Repeat each entry in full, exactly.

[START MATERIALS PROVIDED]

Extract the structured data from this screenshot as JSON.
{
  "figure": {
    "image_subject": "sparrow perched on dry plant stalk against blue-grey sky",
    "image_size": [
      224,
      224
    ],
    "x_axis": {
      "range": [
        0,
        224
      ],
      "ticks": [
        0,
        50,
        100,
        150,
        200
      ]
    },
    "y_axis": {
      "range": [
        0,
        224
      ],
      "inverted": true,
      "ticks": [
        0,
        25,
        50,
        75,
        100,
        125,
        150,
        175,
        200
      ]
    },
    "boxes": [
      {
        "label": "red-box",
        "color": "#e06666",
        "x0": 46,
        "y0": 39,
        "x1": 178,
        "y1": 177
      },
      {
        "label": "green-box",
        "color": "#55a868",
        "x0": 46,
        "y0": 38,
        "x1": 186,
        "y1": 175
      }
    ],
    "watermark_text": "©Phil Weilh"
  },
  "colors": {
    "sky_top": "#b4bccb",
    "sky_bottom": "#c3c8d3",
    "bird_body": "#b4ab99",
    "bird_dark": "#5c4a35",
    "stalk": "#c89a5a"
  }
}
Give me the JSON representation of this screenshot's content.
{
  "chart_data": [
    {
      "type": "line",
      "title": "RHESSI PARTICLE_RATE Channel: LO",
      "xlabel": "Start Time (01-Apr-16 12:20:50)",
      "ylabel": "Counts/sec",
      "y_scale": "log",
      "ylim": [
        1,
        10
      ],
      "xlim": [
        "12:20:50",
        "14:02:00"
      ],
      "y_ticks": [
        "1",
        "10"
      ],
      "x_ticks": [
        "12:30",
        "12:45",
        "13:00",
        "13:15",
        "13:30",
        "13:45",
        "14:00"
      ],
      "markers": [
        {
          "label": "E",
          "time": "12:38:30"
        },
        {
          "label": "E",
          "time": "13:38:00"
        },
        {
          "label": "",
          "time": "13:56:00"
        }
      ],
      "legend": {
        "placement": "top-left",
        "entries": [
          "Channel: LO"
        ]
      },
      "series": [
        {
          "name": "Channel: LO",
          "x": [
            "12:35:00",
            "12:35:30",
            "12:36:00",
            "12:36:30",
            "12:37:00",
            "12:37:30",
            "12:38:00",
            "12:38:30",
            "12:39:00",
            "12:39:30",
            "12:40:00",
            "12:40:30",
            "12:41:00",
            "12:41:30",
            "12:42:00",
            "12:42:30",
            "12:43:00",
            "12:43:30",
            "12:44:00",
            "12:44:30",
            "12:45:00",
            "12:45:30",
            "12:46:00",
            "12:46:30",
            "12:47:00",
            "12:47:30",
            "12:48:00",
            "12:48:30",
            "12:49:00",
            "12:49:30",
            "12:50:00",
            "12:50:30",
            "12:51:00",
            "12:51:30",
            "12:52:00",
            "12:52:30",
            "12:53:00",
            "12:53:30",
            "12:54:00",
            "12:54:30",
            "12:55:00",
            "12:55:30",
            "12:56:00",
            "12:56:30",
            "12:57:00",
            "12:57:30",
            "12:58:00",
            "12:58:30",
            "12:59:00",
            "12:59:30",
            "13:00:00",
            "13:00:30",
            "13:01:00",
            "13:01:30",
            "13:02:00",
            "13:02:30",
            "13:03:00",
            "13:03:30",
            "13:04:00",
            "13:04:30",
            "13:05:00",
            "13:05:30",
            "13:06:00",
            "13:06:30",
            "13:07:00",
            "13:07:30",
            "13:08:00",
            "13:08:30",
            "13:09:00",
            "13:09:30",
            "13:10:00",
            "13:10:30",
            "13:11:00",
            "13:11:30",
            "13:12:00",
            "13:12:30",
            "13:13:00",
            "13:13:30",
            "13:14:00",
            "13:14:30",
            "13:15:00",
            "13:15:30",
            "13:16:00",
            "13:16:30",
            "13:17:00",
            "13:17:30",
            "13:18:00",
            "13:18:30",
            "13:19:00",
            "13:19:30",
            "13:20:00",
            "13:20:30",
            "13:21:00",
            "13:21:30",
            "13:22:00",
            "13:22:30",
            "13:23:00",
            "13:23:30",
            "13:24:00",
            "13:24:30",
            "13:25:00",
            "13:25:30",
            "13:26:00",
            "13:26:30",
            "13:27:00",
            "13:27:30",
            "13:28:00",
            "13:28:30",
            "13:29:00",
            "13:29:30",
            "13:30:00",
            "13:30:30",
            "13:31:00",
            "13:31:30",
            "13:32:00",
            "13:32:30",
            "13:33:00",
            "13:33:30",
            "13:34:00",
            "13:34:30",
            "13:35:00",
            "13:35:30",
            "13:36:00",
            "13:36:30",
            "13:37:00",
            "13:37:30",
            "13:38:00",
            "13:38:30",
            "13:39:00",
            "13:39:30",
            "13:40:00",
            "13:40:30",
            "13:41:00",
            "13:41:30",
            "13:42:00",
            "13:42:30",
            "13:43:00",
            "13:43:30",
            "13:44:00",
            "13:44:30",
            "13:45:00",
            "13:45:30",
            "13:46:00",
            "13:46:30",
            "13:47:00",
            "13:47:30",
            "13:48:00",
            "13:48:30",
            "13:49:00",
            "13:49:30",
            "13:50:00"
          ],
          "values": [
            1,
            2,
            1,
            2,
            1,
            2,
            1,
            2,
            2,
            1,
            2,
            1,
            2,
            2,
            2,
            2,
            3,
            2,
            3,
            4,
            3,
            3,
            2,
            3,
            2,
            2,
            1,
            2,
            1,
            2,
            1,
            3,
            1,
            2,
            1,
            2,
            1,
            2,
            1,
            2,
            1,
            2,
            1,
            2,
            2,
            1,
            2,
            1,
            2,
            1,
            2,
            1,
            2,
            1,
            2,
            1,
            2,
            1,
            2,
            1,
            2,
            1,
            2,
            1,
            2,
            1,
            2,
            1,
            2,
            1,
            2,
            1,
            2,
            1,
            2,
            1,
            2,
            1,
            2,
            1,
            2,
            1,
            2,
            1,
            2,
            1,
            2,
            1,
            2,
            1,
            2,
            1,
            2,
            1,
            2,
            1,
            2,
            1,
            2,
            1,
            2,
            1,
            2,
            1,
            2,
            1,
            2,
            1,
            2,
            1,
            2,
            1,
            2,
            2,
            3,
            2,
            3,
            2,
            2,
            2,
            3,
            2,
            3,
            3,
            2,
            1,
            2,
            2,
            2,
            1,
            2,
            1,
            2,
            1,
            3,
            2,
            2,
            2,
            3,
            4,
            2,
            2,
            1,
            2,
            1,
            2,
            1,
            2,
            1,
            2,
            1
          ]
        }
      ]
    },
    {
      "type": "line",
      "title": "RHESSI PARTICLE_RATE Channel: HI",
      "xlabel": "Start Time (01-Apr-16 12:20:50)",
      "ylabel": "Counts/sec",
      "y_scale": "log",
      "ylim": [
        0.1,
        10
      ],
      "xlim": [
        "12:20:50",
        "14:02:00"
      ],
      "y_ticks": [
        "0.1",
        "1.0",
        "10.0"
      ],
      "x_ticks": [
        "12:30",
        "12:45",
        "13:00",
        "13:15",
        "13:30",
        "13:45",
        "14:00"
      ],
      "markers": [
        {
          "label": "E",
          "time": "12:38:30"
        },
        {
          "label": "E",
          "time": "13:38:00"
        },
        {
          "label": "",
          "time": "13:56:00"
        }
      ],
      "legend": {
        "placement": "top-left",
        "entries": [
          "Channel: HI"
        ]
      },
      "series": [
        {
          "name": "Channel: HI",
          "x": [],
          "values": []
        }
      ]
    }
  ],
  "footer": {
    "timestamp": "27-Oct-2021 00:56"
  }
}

[END MATERIALS PROVIDED]

> _CORRECT RESPONSE_:
Extract the structured data from this screenshot as JSON.
{
  "figure": {
    "image_subject": "sparrow perched on dry plant stalk against blue-grey sky",
    "image_size": [
      224,
      224
    ],
    "x_axis": {
      "range": [
        0,
        224
      ],
      "ticks": [
        0,
        50,
        100,
        150,
        200
      ]
    },
    "y_axis": {
      "range": [
        0,
        224
      ],
      "inverted": true,
      "ticks": [
        0,
        25,
        50,
        75,
        100,
        125,
        150,
        175,
        200
      ]
    },
    "boxes": [
      {
        "label": "red-box",
        "color": "#e06666",
        "x0": 46,
        "y0": 39,
        "x1": 178,
        "y1": 177
      },
      {
        "label": "green-box",
        "color": "#55a868",
        "x0": 46,
        "y0": 38,
        "x1": 186,
        "y1": 175
      }
    ],
    "watermark_text": "©Phil Weilh"
  },
  "colors": {
    "sky_top": "#b4bccb",
    "sky_bottom": "#c3c8d3",
    "bird_body": "#b4ab99",
    "bird_dark": "#5c4a35",
    "stalk": "#c89a5a"
  }
}
Give me the JSON representation of this screenshot's content.
{
  "chart_data": [
    {
      "type": "line",
      "title": "RHESSI PARTICLE_RATE Channel: LO",
      "xlabel": "Start Time (01-Apr-16 12:20:50)",
      "ylabel": "Counts/sec",
      "y_scale": "log",
      "ylim": [
        1,
        10
      ],
      "xlim": [
        "12:20:50",
        "14:02:00"
      ],
      "y_ticks": [
        "1",
        "10"
      ],
      "x_ticks": [
        "12:30",
        "12:45",
        "13:00",
        "13:15",
        "13:30",
        "13:45",
        "14:00"
      ],
      "markers": [
        {
          "label": "E",
          "time": "12:38:30"
        },
        {
          "label": "E",
          "time": "13:38:00"
        },
        {
          "label": "",
          "time": "13:56:00"
        }
      ],
      "legend": {
        "placement": "top-left",
        "entries": [
          "Channel: LO"
        ]
      },
      "series": [
        {
          "name": "Channel: LO",
          "x": [
            "12:35:00",
            "12:35:30",
            "12:36:00",
            "12:36:30",
            "12:37:00",
            "12:37:30",
            "12:38:00",
            "12:38:30",
            "12:39:00",
            "12:39:30",
            "12:40:00",
            "12:40:30",
            "12:41:00",
            "12:41:30",
            "12:42:00",
            "12:42:30",
            "12:43:00",
            "12:43:30",
            "12:44:00",
            "12:44:30",
            "12:45:00",
            "12:45:30",
            "12:46:00",
            "12:46:30",
            "12:47:00",
            "12:47:30",
            "12:48:00",
            "12:48:30",
            "12:49:00",
            "12:49:30",
            "12:50:00",
            "12:50:30",
            "12:51:00",
            "12:51:30",
            "12:52:00",
            "12:52:30",
            "12:53:00",
            "12:53:30",
            "12:54:00",
            "12:54:30",
            "12:55:00",
            "12:55:30",
            "12:56:00",
            "12:56:30",
            "12:57:00",
            "12:57:30",
            "12:58:00",
            "12:58:30",
            "12:59:00",
            "12:59:30",
            "13:00:00",
            "13:00:30",
            "13:01:00",
            "13:01:30",
            "13:02:00",
            "13:02:30",
            "13:03:00",
            "13:03:30",
            "13:04:00",
            "13:04:30",
            "13:05:00",
            "13:05:30",
            "13:06:00",
            "13:06:30",
            "13:07:00",
            "13:07:30",
            "13:08:00",
            "13:08:30",
            "13:09:00",
            "13:09:30",
            "13:10:00",
            "13:10:30",
            "13:11:00",
            "13:11:30",
            "13:12:00",
            "13:12:30",
            "13:13:00",
            "13:13:30",
            "13:14:00",
            "13:14:30",
            "13:15:00",
            "13:15:30",
            "13:16:00",
            "13:16:30",
            "13:17:00",
            "13:17:30",
            "13:18:00",
            "13:18:30",
            "13:19:00",
            "13:19:30",
            "13:20:00",
            "13:20:30",
            "13:21:00",
            "13:21:30",
            "13:22:00",
            "13:22:30",
            "13:23:00",
            "13:23:30",
            "13:24:00",
            "13:24:30",
            "13:25:00",
            "13:25:30",
            "13:26:00",
            "13:26:30",
            "13:27:00",
            "13:27:30",
            "13:28:00",
            "13:28:30",
            "13:29:00",
            "13:29:30",
            "13:30:00",
            "13:30:30",
            "13:31:00",
            "13:31:30",
            "13:32:00",
            "13:32:30",
            "13:33:00",
            "13:33:30",
            "13:34:00",
            "13:34:30",
            "13:35:00",
            "13:35:30",
            "13:36:00",
            "13:36:30",
            "13:37:00",
            "13:37:30",
            "13:38:00",
            "13:38:30",
            "13:39:00",
            "13:39:30",
            "13:40:00",
            "13:40:30",
            "13:41:00",
            "13:41:30",
            "13:42:00",
            "13:42:30",
            "13:43:00",
            "13:43:30",
            "13:44:00",
            "13:44:30",
            "13:45:00",
            "13:45:30",
            "13:46:00",
            "13:46:30",
            "13:47:00",
            "13:47:30",
            "13:48:00",
            "13:48:30",
            "13:49:00",
            "13:49:30",
            "13:50:00"
          ],
          "values": [
            1,
            2,
            1,
            2,
            1,
            2,
            1,
            2,
            2,
            1,
            2,
            1,
            2,
            2,
            2,
            2,
            3,
            2,
            3,
            4,
            3,
            3,
            2,
            3,
            2,
            2,
            1,
            2,
            1,
            2,
            1,
            3,
            1,
            2,
            1,
            2,
            1,
            2,
            1,
            2,
            1,
            2,
            1,
            2,
            2,
            1,
            2,
            1,
            2,
            1,
            2,
            1,
            2,
            1,
            2,
            1,
            2,
            1,
            2,
            1,
            2,
            1,
            2,
            1,
            2,
            1,
            2,
            1,
            2,
            1,
            2,
            1,
            2,
            1,
            2,
            1,
            2,
            1,
            2,
            1,
            2,
            1,
            2,
            1,
            2,
            1,
            2,
            1,
            2,
            1,
            2,
            1,
            2,
            1,
            2,
            1,
            2,
            1,
            2,
            1,
            2,
            1,
            2,
            1,
            2,
            1,
            2,
            1,
            2,
            1,
            2,
            1,
            2,
            2,
            3,
            2,
            3,
            2,
            2,
            2,
            3,
            2,
            3,
            3,
            2,
            1,
            2,
            2,
            2,
            1,
            2,
            1,
            2,
            1,
            3,
            2,
            2,
            2,
            3,
            4,
            2,
            2,
            1,
            2,
            1,
            2,
            1,
            2,
            1,
            2,
            1
          ]
        }
      ]
    },
    {
      "type": "line",
      "title": "RHESSI PARTICLE_RATE Channel: HI",
      "xlabel": "Start Time (01-Apr-16 12:20:50)",
      "ylabel": "Counts/sec",
      "y_scale": "log",
      "ylim": [
        0.1,
        10
      ],
      "xlim": [
        "12:20:50",
        "14:02:00"
      ],
      "y_ticks": [
        "0.1",
        "1.0",
        "10.0"
      ],
      "x_ticks": [
        "12:30",
        "12:45",
        "13:00",
        "13:15",
        "13:30",
        "13:45",
        "14:00"
      ],
      "markers": [
        {
          "label": "E",
          "time": "12:38:30"
        },
        {
          "label": "E",
          "time": "13:38:00"
        },
        {
          "label": "",
          "time": "13:56:00"
        }
      ],
      "legend": {
        "placement": "top-left",
        "entries": [
          "Channel: HI"
        ]
      },
      "series": [
        {
          "name": "Channel: HI",
          "x": [],
          "values": []
        }
      ]
    }
  ],
  "footer": {
    "timestamp": "27-Oct-2021 00:56"
  }
}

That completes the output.